● **Set exercise**: Copy, in full, each line of the material that holds the word "Spaces".
───── Information given
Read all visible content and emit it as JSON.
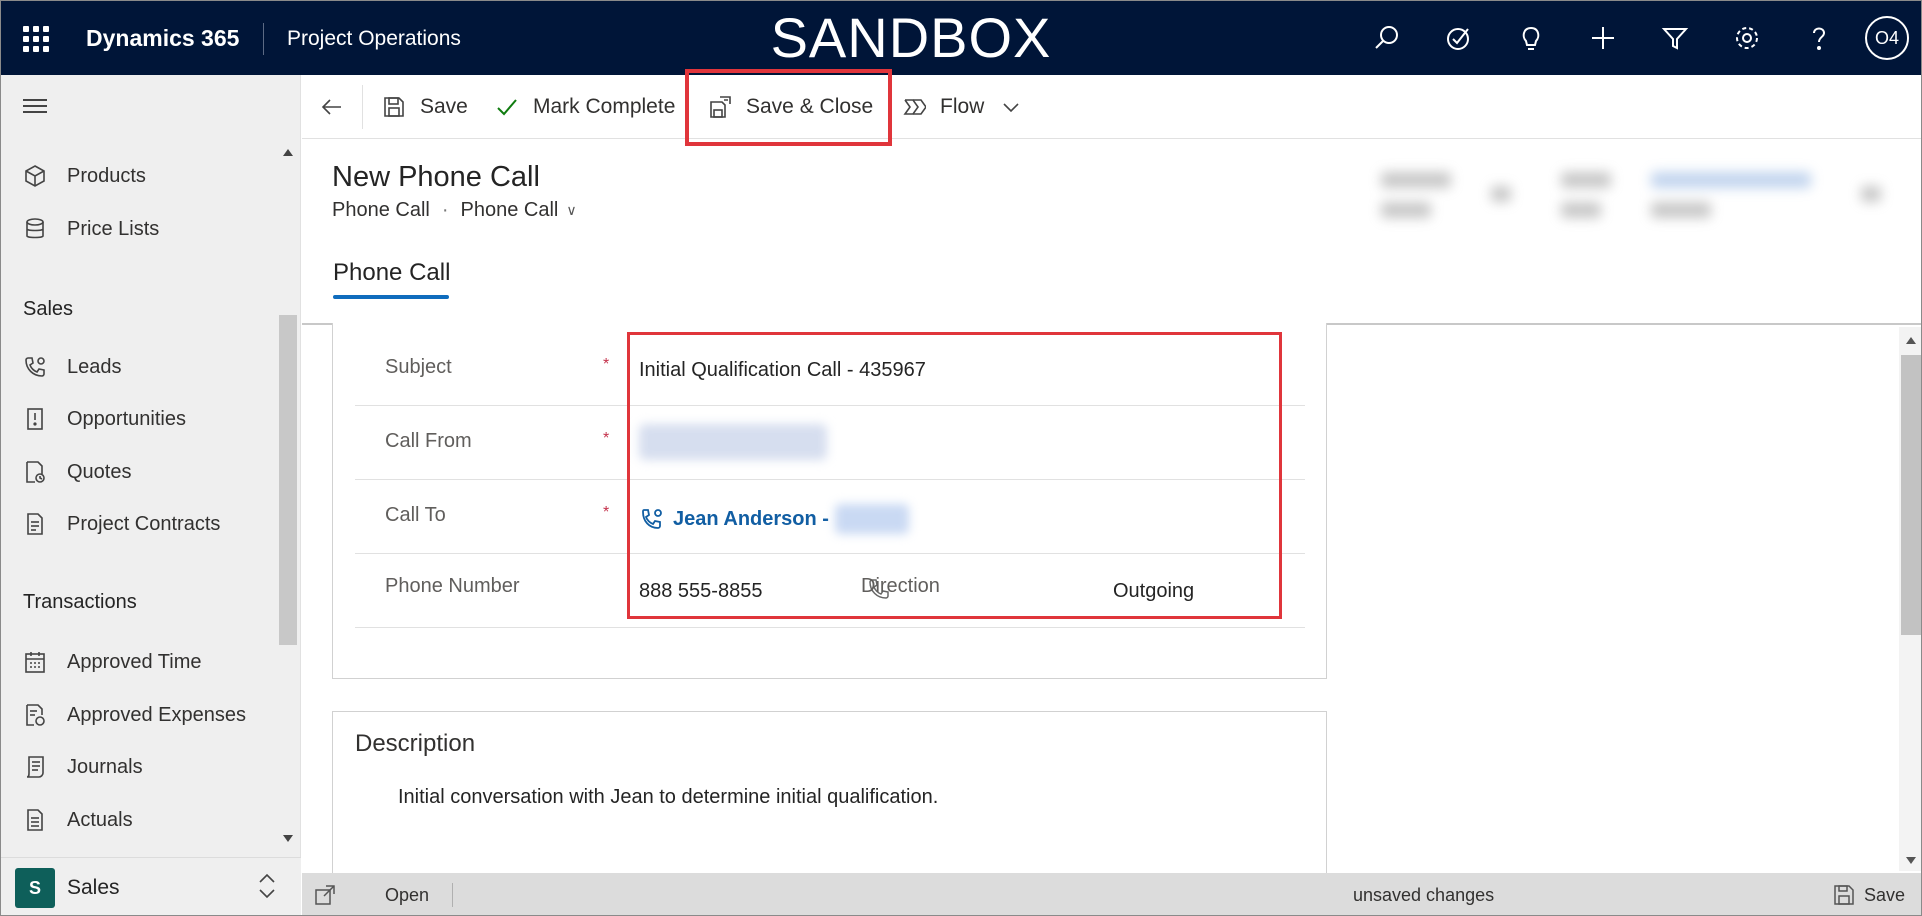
{
  "topbar": {
    "brand": "Dynamics 365",
    "app_name": "Project Operations",
    "environment_label": "SANDBOX",
    "avatar_initials": "O4",
    "background": "#001538",
    "icons": [
      "search-icon",
      "task-check-icon",
      "lightbulb-icon",
      "plus-icon",
      "filter-icon",
      "gear-icon",
      "help-icon"
    ]
  },
  "sidebar": {
    "items_top": [
      {
        "label": "Products",
        "icon": "cube-icon"
      },
      {
        "label": "Price Lists",
        "icon": "stack-icon"
      }
    ],
    "groups": [
      {
        "title": "Sales",
        "items": [
          {
            "label": "Leads",
            "icon": "phone-gear-icon"
          },
          {
            "label": "Opportunities",
            "icon": "opportunity-icon"
          },
          {
            "label": "Quotes",
            "icon": "quote-icon"
          },
          {
            "label": "Project Contracts",
            "icon": "contract-icon"
          }
        ]
      },
      {
        "title": "Transactions",
        "items": [
          {
            "label": "Approved Time",
            "icon": "calendar-icon"
          },
          {
            "label": "Approved Expenses",
            "icon": "expense-icon"
          },
          {
            "label": "Journals",
            "icon": "journal-icon"
          },
          {
            "label": "Actuals",
            "icon": "document-icon"
          }
        ]
      }
    ],
    "area": {
      "badge": "S",
      "name": "Sales",
      "badge_color": "#0e5f5a"
    }
  },
  "commandbar": {
    "save": "Save",
    "mark_complete": "Mark Complete",
    "save_close": "Save & Close",
    "flow": "Flow"
  },
  "record": {
    "title": "New Phone Call",
    "entity": "Phone Call",
    "form_selector": "Phone Call",
    "tab": "Phone Call"
  },
  "form": {
    "subject_label": "Subject",
    "subject_value": "Initial Qualification Call - 435967",
    "call_from_label": "Call From",
    "call_to_label": "Call To",
    "call_to_value": "Jean Anderson -",
    "phone_label": "Phone Number",
    "phone_value": "888 555-8855",
    "direction_label": "Direction",
    "direction_value": "Outgoing",
    "required_marker": "*"
  },
  "description": {
    "label": "Description",
    "text": "Initial conversation with Jean to determine initial qualification."
  },
  "footer": {
    "open": "Open",
    "status": "unsaved changes",
    "save": "Save"
  },
  "colors": {
    "highlight": "#e0353b",
    "link": "#115ea3",
    "tab_underline": "#0f6cbd",
    "required": "#c4314b"
  }
}
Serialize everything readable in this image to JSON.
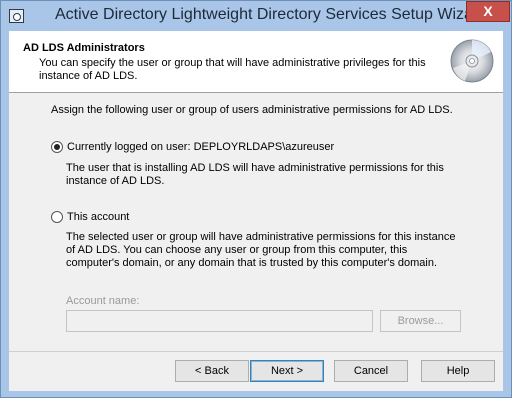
{
  "window": {
    "title": "Active Directory Lightweight Directory Services Setup Wizard",
    "close_glyph": "X"
  },
  "header": {
    "title": "AD LDS Administrators",
    "subtitle": "You can specify the user or group that will have administrative privileges for this instance of AD LDS."
  },
  "body": {
    "instruction": "Assign the following user or group of users administrative permissions for AD LDS.",
    "options": [
      {
        "label": "Currently logged on user: DEPLOYRLDAPS\\azureuser",
        "description": "The user that is installing AD LDS will have administrative permissions for this instance of AD LDS.",
        "selected": true
      },
      {
        "label": "This account",
        "description": "The selected user or group will have administrative permissions for this instance of AD LDS. You can choose any user or group from this computer, this computer's domain, or any domain that is trusted by this computer's domain.",
        "selected": false
      }
    ],
    "account_name_label": "Account name:",
    "account_name_value": "",
    "browse_label": "Browse..."
  },
  "footer": {
    "back_label": "< Back",
    "next_label": "Next >",
    "cancel_label": "Cancel",
    "help_label": "Help"
  }
}
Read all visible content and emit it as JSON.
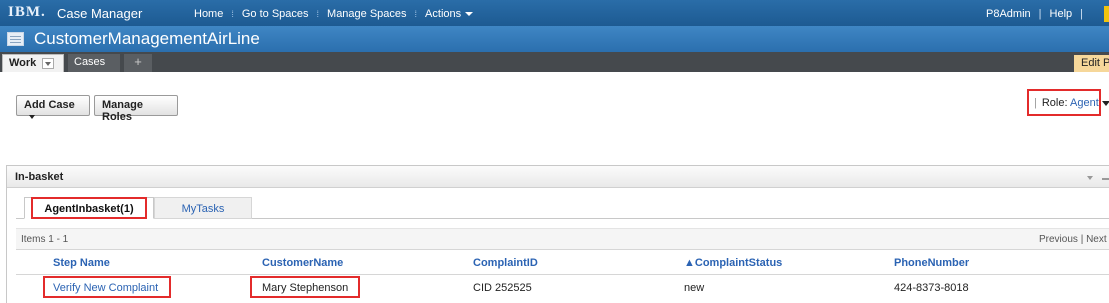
{
  "app": {
    "brand": "IBM.",
    "product": "Case Manager",
    "solution_title": "CustomerManagementAirLine"
  },
  "topnav": {
    "items": [
      {
        "label": "Home"
      },
      {
        "label": "Go to Spaces"
      },
      {
        "label": "Manage Spaces"
      },
      {
        "label": "Actions"
      }
    ],
    "user": "P8Admin",
    "help": "Help",
    "sep": "|"
  },
  "tabs": {
    "work": "Work",
    "cases": "Cases",
    "add": "+",
    "edit_page": "Edit Page"
  },
  "toolbar": {
    "add_case": "Add Case",
    "manage_roles": "Manage Roles"
  },
  "role": {
    "label": "Role:",
    "value": "Agent"
  },
  "inbasket": {
    "title": "In-basket",
    "tabs": [
      {
        "label": "AgentInbasket(1)"
      },
      {
        "label": "MyTasks"
      }
    ],
    "items_count": "Items 1 - 1",
    "pager": {
      "previous": "Previous",
      "sep": "|",
      "next": "Next"
    },
    "columns": [
      "Step Name",
      "CustomerName",
      "ComplaintID",
      "▲ComplaintStatus",
      "PhoneNumber"
    ],
    "rows": [
      {
        "step_name": "Verify New Complaint",
        "customer_name": "Mary Stephenson",
        "complaint_id": "CID 252525",
        "complaint_status": "new",
        "phone_number": "424-8373-8018"
      }
    ]
  },
  "colors": {
    "header_blue": "#1d5a92",
    "solution_blue": "#2b6fae",
    "tab_dark": "#45494d",
    "link_blue": "#2b63b3",
    "highlight_red": "#e32b2b",
    "edit_page_bg": "#f6d79a"
  }
}
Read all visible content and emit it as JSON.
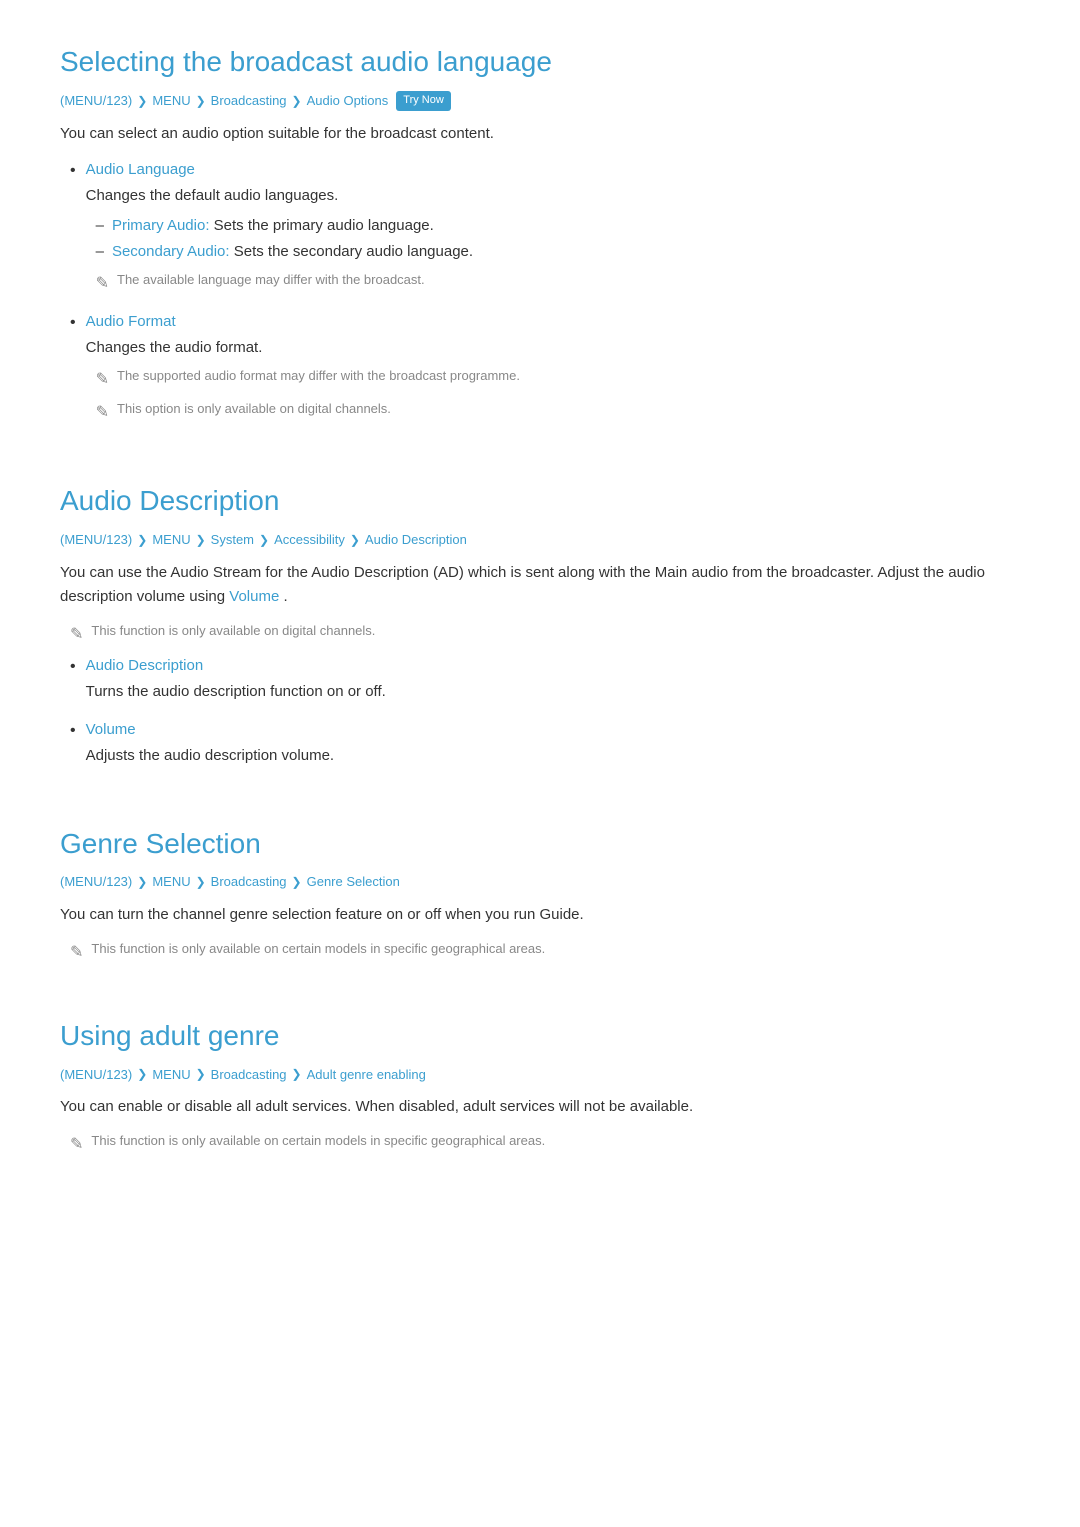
{
  "sections": [
    {
      "id": "broadcast-audio",
      "title": "Selecting the broadcast audio language",
      "breadcrumb": [
        {
          "text": "(MENU/123)"
        },
        {
          "text": "MENU"
        },
        {
          "text": "Broadcasting"
        },
        {
          "text": "Audio Options"
        }
      ],
      "try_now": true,
      "try_now_label": "Try Now",
      "body": "You can select an audio option suitable for the broadcast content.",
      "bullets": [
        {
          "label": "Audio Language",
          "desc": "Changes the default audio languages.",
          "sub_items": [
            {
              "label": "Primary Audio:",
              "text": " Sets the primary audio language."
            },
            {
              "label": "Secondary Audio:",
              "text": " Sets the secondary audio language."
            }
          ],
          "notes": [
            {
              "text": "The available language may differ with the broadcast."
            }
          ]
        },
        {
          "label": "Audio Format",
          "desc": "Changes the audio format.",
          "sub_items": [],
          "notes": [
            {
              "text": "The supported audio format may differ with the broadcast programme."
            },
            {
              "text": "This option is only available on digital channels."
            }
          ]
        }
      ]
    },
    {
      "id": "audio-description",
      "title": "Audio Description",
      "breadcrumb": [
        {
          "text": "(MENU/123)"
        },
        {
          "text": "MENU"
        },
        {
          "text": "System"
        },
        {
          "text": "Accessibility"
        },
        {
          "text": "Audio Description"
        }
      ],
      "try_now": false,
      "body": "You can use the Audio Stream for the Audio Description (AD) which is sent along with the Main audio from the broadcaster. Adjust the audio description volume using",
      "body_link": "Volume",
      "body_suffix": ".",
      "top_notes": [
        {
          "text": "This function is only available on digital channels."
        }
      ],
      "bullets": [
        {
          "label": "Audio Description",
          "desc": "Turns the audio description function on or off.",
          "sub_items": [],
          "notes": []
        },
        {
          "label": "Volume",
          "desc": "Adjusts the audio description volume.",
          "sub_items": [],
          "notes": []
        }
      ]
    },
    {
      "id": "genre-selection",
      "title": "Genre Selection",
      "breadcrumb": [
        {
          "text": "(MENU/123)"
        },
        {
          "text": "MENU"
        },
        {
          "text": "Broadcasting"
        },
        {
          "text": "Genre Selection"
        }
      ],
      "try_now": false,
      "body": "You can turn the channel genre selection feature on or off when you run Guide.",
      "top_notes": [],
      "bullets": [],
      "notes": [
        {
          "text": "This function is only available on certain models in specific geographical areas."
        }
      ]
    },
    {
      "id": "adult-genre",
      "title": "Using adult genre",
      "breadcrumb": [
        {
          "text": "(MENU/123)"
        },
        {
          "text": "MENU"
        },
        {
          "text": "Broadcasting"
        },
        {
          "text": "Adult genre enabling"
        }
      ],
      "try_now": false,
      "body": "You can enable or disable all adult services. When disabled, adult services will not be available.",
      "top_notes": [],
      "bullets": [],
      "notes": [
        {
          "text": "This function is only available on certain models in specific geographical areas."
        }
      ]
    }
  ],
  "icons": {
    "pencil": "✎",
    "bullet_dot": "•",
    "dash": "–",
    "chevron": "❯"
  }
}
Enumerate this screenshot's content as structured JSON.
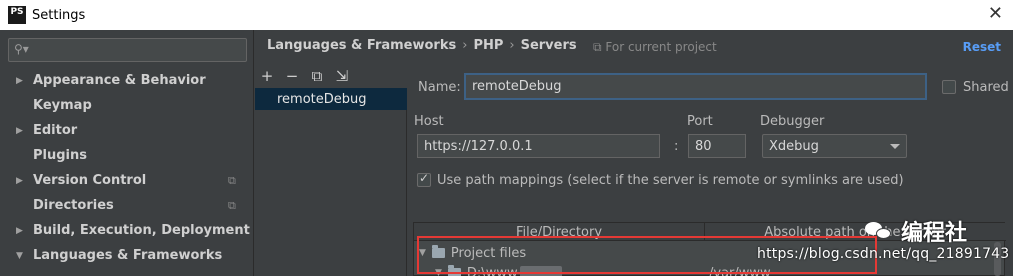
──────────
● **Exercise answer**:
        "label": "Go to Spaces"
        "label": "Manage Spaces"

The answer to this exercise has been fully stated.